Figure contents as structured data
## start

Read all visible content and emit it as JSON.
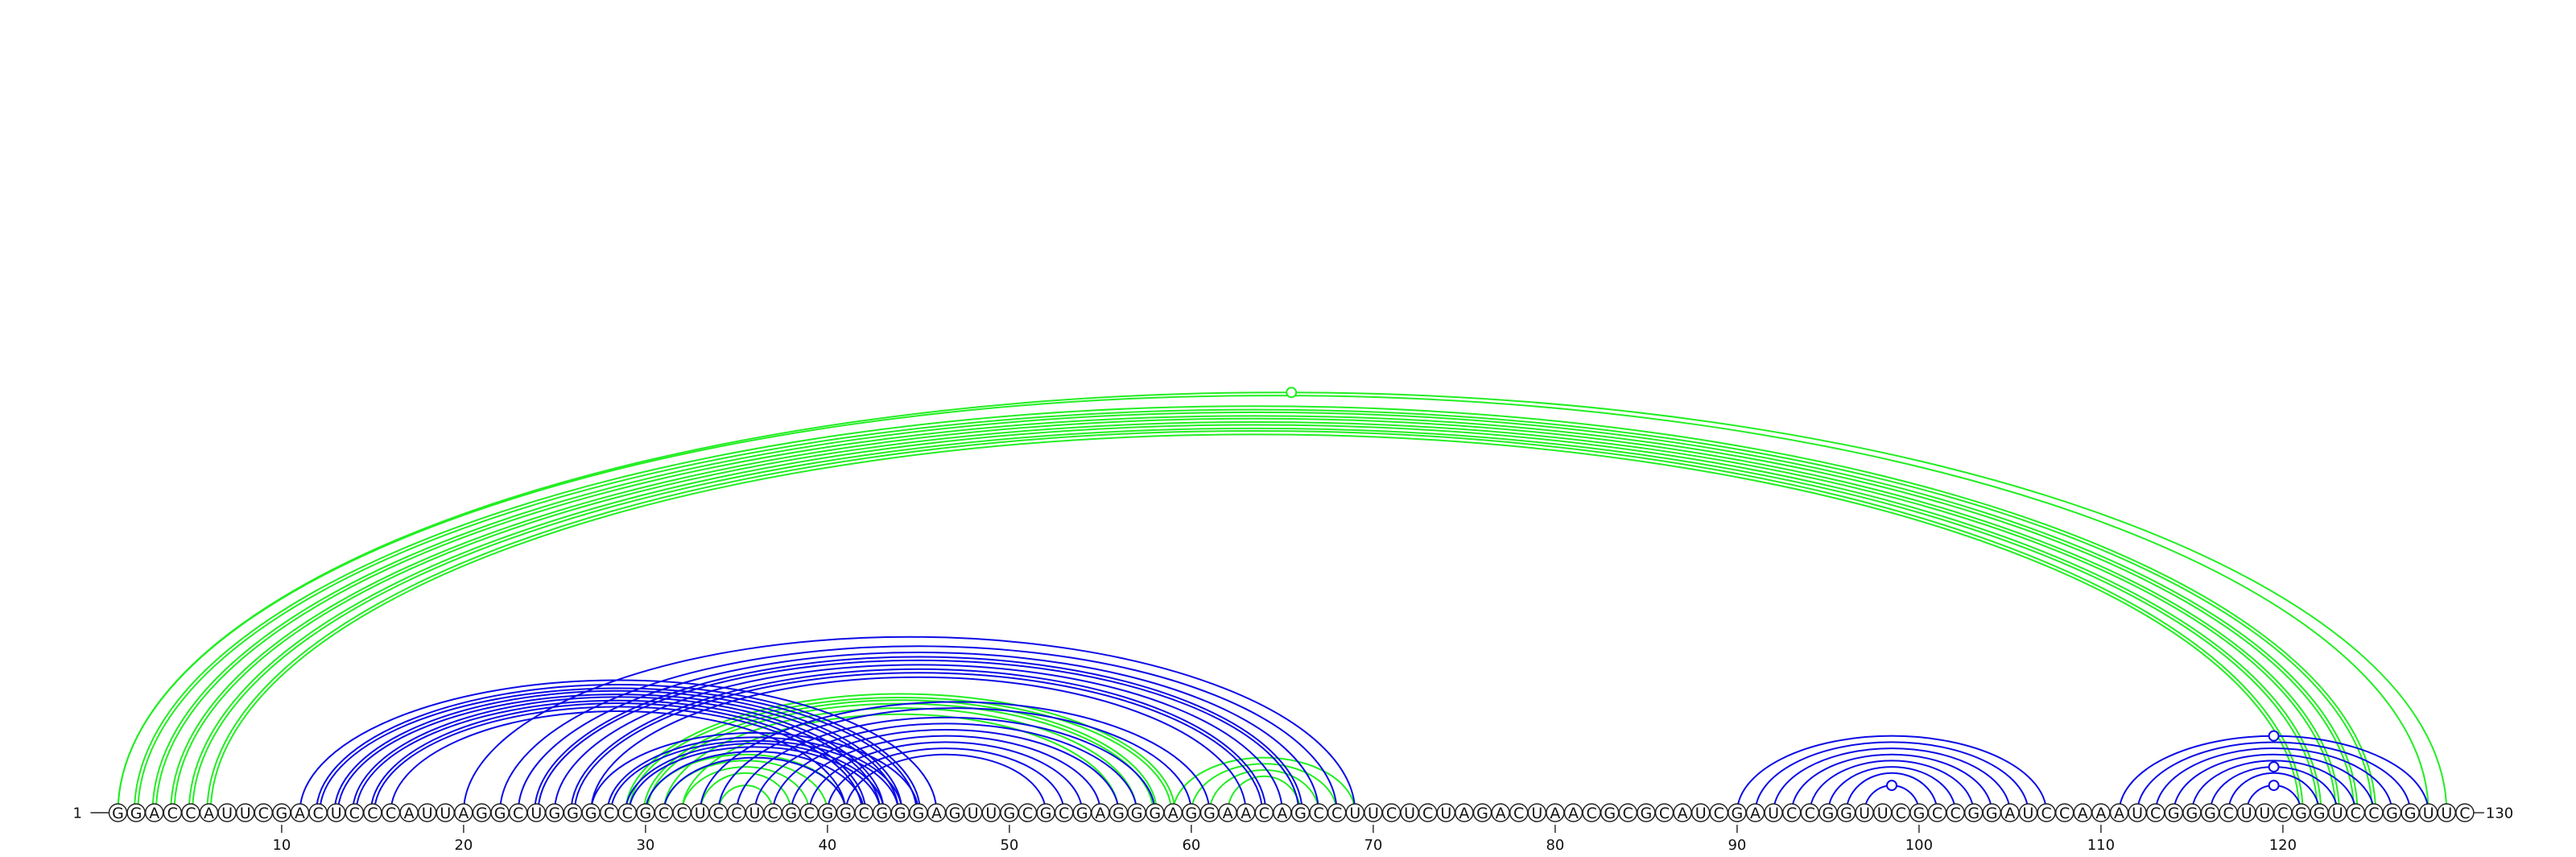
{
  "sequence": "GGACCAUUCGACUCCCAUUAGGCUGGGCCGCCUCCUCGCGGCGGGAGUUGCGCGAGGGAGGAACAGCCUUCUCUAGACUAACGCGCAUCGAUCCGGUUCGCCGGAUCCAAAUCGGGCUUCGGUCCGGUUC",
  "start_label": "1",
  "end_label": "130",
  "ticks": [
    10,
    20,
    30,
    40,
    50,
    60,
    70,
    80,
    90,
    100,
    110,
    120
  ],
  "colors": {
    "blue": "#0a0ae6",
    "green": "#22ee22"
  },
  "arcs": {
    "green": [
      [
        1,
        129,
        1
      ],
      [
        1,
        128,
        1
      ],
      [
        2,
        125,
        2
      ],
      [
        3,
        124,
        2
      ],
      [
        4,
        123,
        2
      ],
      [
        5,
        122,
        2
      ],
      [
        6,
        121,
        2
      ],
      [
        29,
        59,
        2
      ],
      [
        30,
        58,
        2
      ],
      [
        31,
        57,
        1
      ],
      [
        32,
        56,
        1
      ],
      [
        30,
        41,
        1
      ],
      [
        31,
        40,
        1
      ],
      [
        32,
        39,
        1
      ],
      [
        33,
        38,
        1
      ],
      [
        34,
        37,
        1
      ],
      [
        59,
        69,
        1
      ],
      [
        60,
        68,
        1
      ],
      [
        61,
        67,
        1
      ],
      [
        62,
        66,
        1
      ]
    ],
    "blue": [
      [
        11,
        46,
        1
      ],
      [
        12,
        45,
        2
      ],
      [
        13,
        44,
        2
      ],
      [
        14,
        43,
        2
      ],
      [
        15,
        42,
        2
      ],
      [
        16,
        41,
        1
      ],
      [
        20,
        69,
        1
      ],
      [
        22,
        68,
        1
      ],
      [
        23,
        67,
        1
      ],
      [
        24,
        66,
        2
      ],
      [
        25,
        65,
        1
      ],
      [
        26,
        64,
        2
      ],
      [
        27,
        63,
        1
      ],
      [
        27,
        45,
        1
      ],
      [
        28,
        44,
        2
      ],
      [
        29,
        43,
        2
      ],
      [
        30,
        42,
        1
      ],
      [
        31,
        41,
        1
      ],
      [
        33,
        61,
        1
      ],
      [
        34,
        60,
        1
      ],
      [
        35,
        58,
        1
      ],
      [
        36,
        57,
        1
      ],
      [
        37,
        56,
        1
      ],
      [
        38,
        55,
        1
      ],
      [
        39,
        54,
        1
      ],
      [
        40,
        53,
        1
      ],
      [
        41,
        52,
        1
      ],
      [
        90,
        107,
        1
      ],
      [
        91,
        106,
        1
      ],
      [
        92,
        105,
        1
      ],
      [
        93,
        104,
        1
      ],
      [
        94,
        103,
        1
      ],
      [
        95,
        102,
        1
      ],
      [
        96,
        101,
        1
      ],
      [
        97,
        100,
        1
      ],
      [
        111,
        128,
        1
      ],
      [
        112,
        127,
        1
      ],
      [
        113,
        126,
        1
      ],
      [
        114,
        125,
        1
      ],
      [
        115,
        124,
        1
      ],
      [
        116,
        123,
        1
      ],
      [
        117,
        122,
        1
      ],
      [
        118,
        121,
        1
      ]
    ]
  },
  "markers": [
    {
      "pos": 65.5,
      "arc": [
        1,
        129
      ],
      "color": "green"
    },
    {
      "pos": 119.5,
      "arc": [
        111,
        128
      ],
      "color": "blue"
    },
    {
      "pos": 119.5,
      "arc": [
        116,
        123
      ],
      "color": "blue"
    },
    {
      "pos": 119.5,
      "arc": [
        118,
        121
      ],
      "color": "blue"
    },
    {
      "pos": 98.5,
      "arc": [
        97,
        100
      ],
      "color": "blue"
    }
  ]
}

## end

=== Work to do ===
Reproduce the material word for word, minus the images.

=== The response ===
Read all visible content and emit it as JSON.
{
  "sequence": "GGACCAUUCGACUCCCAUUAGGCUGGGCCGCCUCCUCGCGGCGGGAGUUGCGCGAGGGAGGAACAGCCUUCUCUAGACUAACGCGCAUCGAUCCGGUUCGCCGGAUCCAAAUCGGGCUUCGGUCCGGUUC",
  "start_label": "1",
  "end_label": "130",
  "ticks": [
    10,
    20,
    30,
    40,
    50,
    60,
    70,
    80,
    90,
    100,
    110,
    120
  ],
  "colors": {
    "blue": "#0a0ae6",
    "green": "#22ee22"
  },
  "arcs": {
    "green": [
      [
        1,
        129,
        1
      ],
      [
        1,
        128,
        1
      ],
      [
        2,
        125,
        2
      ],
      [
        3,
        124,
        2
      ],
      [
        4,
        123,
        2
      ],
      [
        5,
        122,
        2
      ],
      [
        6,
        121,
        2
      ],
      [
        29,
        59,
        2
      ],
      [
        30,
        58,
        2
      ],
      [
        31,
        57,
        1
      ],
      [
        32,
        56,
        1
      ],
      [
        30,
        41,
        1
      ],
      [
        31,
        40,
        1
      ],
      [
        32,
        39,
        1
      ],
      [
        33,
        38,
        1
      ],
      [
        34,
        37,
        1
      ],
      [
        59,
        69,
        1
      ],
      [
        60,
        68,
        1
      ],
      [
        61,
        67,
        1
      ],
      [
        62,
        66,
        1
      ]
    ],
    "blue": [
      [
        11,
        46,
        1
      ],
      [
        12,
        45,
        2
      ],
      [
        13,
        44,
        2
      ],
      [
        14,
        43,
        2
      ],
      [
        15,
        42,
        2
      ],
      [
        16,
        41,
        1
      ],
      [
        20,
        69,
        1
      ],
      [
        22,
        68,
        1
      ],
      [
        23,
        67,
        1
      ],
      [
        24,
        66,
        2
      ],
      [
        25,
        65,
        1
      ],
      [
        26,
        64,
        2
      ],
      [
        27,
        63,
        1
      ],
      [
        27,
        45,
        1
      ],
      [
        28,
        44,
        2
      ],
      [
        29,
        43,
        2
      ],
      [
        30,
        42,
        1
      ],
      [
        31,
        41,
        1
      ],
      [
        33,
        61,
        1
      ],
      [
        34,
        60,
        1
      ],
      [
        35,
        58,
        1
      ],
      [
        36,
        57,
        1
      ],
      [
        37,
        56,
        1
      ],
      [
        38,
        55,
        1
      ],
      [
        39,
        54,
        1
      ],
      [
        40,
        53,
        1
      ],
      [
        41,
        52,
        1
      ],
      [
        90,
        107,
        1
      ],
      [
        91,
        106,
        1
      ],
      [
        92,
        105,
        1
      ],
      [
        93,
        104,
        1
      ],
      [
        94,
        103,
        1
      ],
      [
        95,
        102,
        1
      ],
      [
        96,
        101,
        1
      ],
      [
        97,
        100,
        1
      ],
      [
        111,
        128,
        1
      ],
      [
        112,
        127,
        1
      ],
      [
        113,
        126,
        1
      ],
      [
        114,
        125,
        1
      ],
      [
        115,
        124,
        1
      ],
      [
        116,
        123,
        1
      ],
      [
        117,
        122,
        1
      ],
      [
        118,
        121,
        1
      ]
    ]
  },
  "markers": [
    {
      "pos": 65.5,
      "arc": [
        1,
        129
      ],
      "color": "green"
    },
    {
      "pos": 119.5,
      "arc": [
        111,
        128
      ],
      "color": "blue"
    },
    {
      "pos": 119.5,
      "arc": [
        116,
        123
      ],
      "color": "blue"
    },
    {
      "pos": 119.5,
      "arc": [
        118,
        121
      ],
      "color": "blue"
    },
    {
      "pos": 98.5,
      "arc": [
        97,
        100
      ],
      "color": "blue"
    }
  ]
}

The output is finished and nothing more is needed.